→ **Data for this task**
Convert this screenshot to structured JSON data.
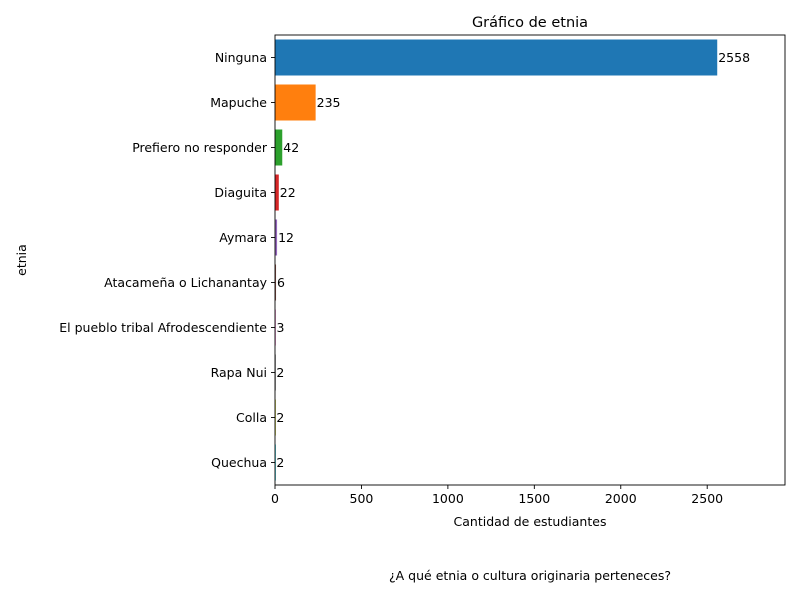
{
  "chart_data": {
    "type": "bar",
    "orientation": "horizontal",
    "title": "Gráfico de etnia",
    "xlabel": "Cantidad de estudiantes",
    "ylabel": "etnia",
    "categories": [
      "Ninguna",
      "Mapuche",
      "Prefiero no responder",
      "Diaguita",
      "Aymara",
      "Atacameña o Lichanantay",
      "El pueblo tribal Afrodescendiente",
      "Rapa Nui",
      "Colla",
      "Quechua"
    ],
    "values": [
      2558,
      235,
      42,
      22,
      12,
      6,
      3,
      2,
      2,
      2
    ],
    "colors": [
      "#1f77b4",
      "#ff7f0e",
      "#2ca02c",
      "#d62728",
      "#9467bd",
      "#8c564b",
      "#e377c2",
      "#7f7f7f",
      "#bcbd22",
      "#17becf"
    ],
    "xlim": [
      0,
      2950
    ],
    "xticks": [
      0,
      500,
      1000,
      1500,
      2000,
      2500
    ],
    "grid": false,
    "legend": "none"
  },
  "caption": "¿A qué etnia o cultura originaria perteneces?"
}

→ **Task goal**
Copy each line in full and exactly, omitting any picture.

→ **The output**
Convert this screenshot to structured JSON data.
{
  "chart_data": {
    "type": "bar",
    "orientation": "horizontal",
    "title": "Gráfico de etnia",
    "xlabel": "Cantidad de estudiantes",
    "ylabel": "etnia",
    "categories": [
      "Ninguna",
      "Mapuche",
      "Prefiero no responder",
      "Diaguita",
      "Aymara",
      "Atacameña o Lichanantay",
      "El pueblo tribal Afrodescendiente",
      "Rapa Nui",
      "Colla",
      "Quechua"
    ],
    "values": [
      2558,
      235,
      42,
      22,
      12,
      6,
      3,
      2,
      2,
      2
    ],
    "colors": [
      "#1f77b4",
      "#ff7f0e",
      "#2ca02c",
      "#d62728",
      "#9467bd",
      "#8c564b",
      "#e377c2",
      "#7f7f7f",
      "#bcbd22",
      "#17becf"
    ],
    "xlim": [
      0,
      2950
    ],
    "xticks": [
      0,
      500,
      1000,
      1500,
      2000,
      2500
    ],
    "grid": false,
    "legend": "none"
  },
  "caption": "¿A qué etnia o cultura originaria perteneces?"
}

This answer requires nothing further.